= WORK REQUEST =
Below are records to be repeated in full. Give them exactly.

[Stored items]
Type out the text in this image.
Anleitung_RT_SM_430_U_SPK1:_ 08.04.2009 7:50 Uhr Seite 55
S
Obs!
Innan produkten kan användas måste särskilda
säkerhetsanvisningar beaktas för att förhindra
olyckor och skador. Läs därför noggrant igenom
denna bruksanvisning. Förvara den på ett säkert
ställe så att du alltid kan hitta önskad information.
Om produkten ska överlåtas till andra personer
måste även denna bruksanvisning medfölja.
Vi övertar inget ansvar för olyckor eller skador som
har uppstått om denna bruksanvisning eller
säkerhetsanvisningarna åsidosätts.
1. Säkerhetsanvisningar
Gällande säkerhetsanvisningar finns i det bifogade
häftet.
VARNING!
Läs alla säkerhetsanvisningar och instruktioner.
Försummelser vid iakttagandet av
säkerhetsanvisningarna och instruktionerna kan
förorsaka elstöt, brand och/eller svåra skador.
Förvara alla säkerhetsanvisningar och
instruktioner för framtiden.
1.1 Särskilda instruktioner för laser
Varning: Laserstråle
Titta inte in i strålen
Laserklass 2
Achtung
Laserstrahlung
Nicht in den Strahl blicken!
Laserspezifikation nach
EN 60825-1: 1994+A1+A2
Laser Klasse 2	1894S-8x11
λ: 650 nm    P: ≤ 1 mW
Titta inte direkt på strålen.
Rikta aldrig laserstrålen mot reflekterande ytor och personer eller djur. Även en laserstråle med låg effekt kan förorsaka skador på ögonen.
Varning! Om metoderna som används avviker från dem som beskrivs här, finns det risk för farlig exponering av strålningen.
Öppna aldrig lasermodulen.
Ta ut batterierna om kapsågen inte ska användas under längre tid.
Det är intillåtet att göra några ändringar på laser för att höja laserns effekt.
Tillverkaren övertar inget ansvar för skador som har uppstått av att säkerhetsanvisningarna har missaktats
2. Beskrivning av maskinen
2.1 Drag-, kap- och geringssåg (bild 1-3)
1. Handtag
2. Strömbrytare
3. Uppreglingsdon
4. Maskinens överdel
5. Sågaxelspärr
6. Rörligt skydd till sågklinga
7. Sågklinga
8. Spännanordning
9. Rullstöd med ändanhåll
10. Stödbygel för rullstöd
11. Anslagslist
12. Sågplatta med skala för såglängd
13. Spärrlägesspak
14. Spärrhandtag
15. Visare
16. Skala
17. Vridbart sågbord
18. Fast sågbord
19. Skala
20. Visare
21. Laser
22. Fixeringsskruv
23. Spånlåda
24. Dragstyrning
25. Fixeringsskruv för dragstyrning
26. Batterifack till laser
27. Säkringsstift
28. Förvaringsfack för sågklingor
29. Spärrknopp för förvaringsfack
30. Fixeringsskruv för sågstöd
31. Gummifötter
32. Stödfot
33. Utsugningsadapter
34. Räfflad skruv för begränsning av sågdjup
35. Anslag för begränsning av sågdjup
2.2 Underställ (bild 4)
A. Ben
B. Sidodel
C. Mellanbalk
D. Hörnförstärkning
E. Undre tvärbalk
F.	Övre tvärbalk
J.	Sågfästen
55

= OUTPUT FOR THIS TASK =
Type out the text in this image.
Anleitung_RT_SM_430_U_SPK1:_ 08.04.2009 7:50 Uhr Seite 55
S
Obs!
Innan produkten kan användas måste särskilda
säkerhetsanvisningar beaktas för att förhindra
olyckor och skador. Läs därför noggrant igenom
denna bruksanvisning. Förvara den på ett säkert
ställe så att du alltid kan hitta önskad information.
Om produkten ska överlåtas till andra personer
måste även denna bruksanvisning medfölja.
Vi övertar inget ansvar för olyckor eller skador som
har uppstått om denna bruksanvisning eller
säkerhetsanvisningarna åsidosätts.
1. Säkerhetsanvisningar
Gällande säkerhetsanvisningar finns i det bifogade
häftet.
VARNING!
Läs alla säkerhetsanvisningar och instruktioner.
Försummelser vid iakttagandet av
säkerhetsanvisningarna och instruktionerna kan
förorsaka elstöt, brand och/eller svåra skador.
Förvara alla säkerhetsanvisningar och
instruktioner för framtiden.
1.1 Särskilda instruktioner för laser
Varning: Laserstråle
Titta inte in i strålen
Laserklass 2
Achtung
Laserstrahlung
Nicht in den Strahl blicken!
Laserspezifikation nach
EN 60825-1: 1994+A1+A2
Laser Klasse 2	1894S-8x11
λ: 650 nm    P: ≤ 1 mW
Titta inte direkt på strålen.
Rikta aldrig laserstrålen mot reflekterande ytor och personer eller djur. Även en laserstråle med låg effekt kan förorsaka skador på ögonen.
Varning! Om metoderna som används avviker från dem som beskrivs här, finns det risk för farlig exponering av strålningen.
Öppna aldrig lasermodulen.
Ta ut batterierna om kapsågen inte ska användas under längre tid.
Det är intillåtet att göra några ändringar på laser för att höja laserns effekt.
Tillverkaren övertar inget ansvar för skador som har uppstått av att säkerhetsanvisningarna har missaktats
2. Beskrivning av maskinen
2.1 Drag-, kap- och geringssåg (bild 1-3)
1. Handtag
2. Strömbrytare
3. Uppreglingsdon
4. Maskinens överdel
5. Sågaxelspärr
6. Rörligt skydd till sågklinga
7. Sågklinga
8. Spännanordning
9. Rullstöd med ändanhåll
10. Stödbygel för rullstöd
11. Anslagslist
12. Sågplatta med skala för såglängd
13. Spärrlägesspak
14. Spärrhandtag
15. Visare
16. Skala
17. Vridbart sågbord
18. Fast sågbord
19. Skala
20. Visare
21. Laser
22. Fixeringsskruv
23. Spånlåda
24. Dragstyrning
25. Fixeringsskruv för dragstyrning
26. Batterifack till laser
27. Säkringsstift
28. Förvaringsfack för sågklingor
29. Spärrknopp för förvaringsfack
30. Fixeringsskruv för sågstöd
31. Gummifötter
32. Stödfot
33. Utsugningsadapter
34. Räfflad skruv för begränsning av sågdjup
35. Anslag för begränsning av sågdjup
2.2 Underställ (bild 4)
A. Ben
B. Sidodel
C. Mellanbalk
D. Hörnförstärkning
E. Undre tvärbalk
F.	Övre tvärbalk
J.	Sågfästen
55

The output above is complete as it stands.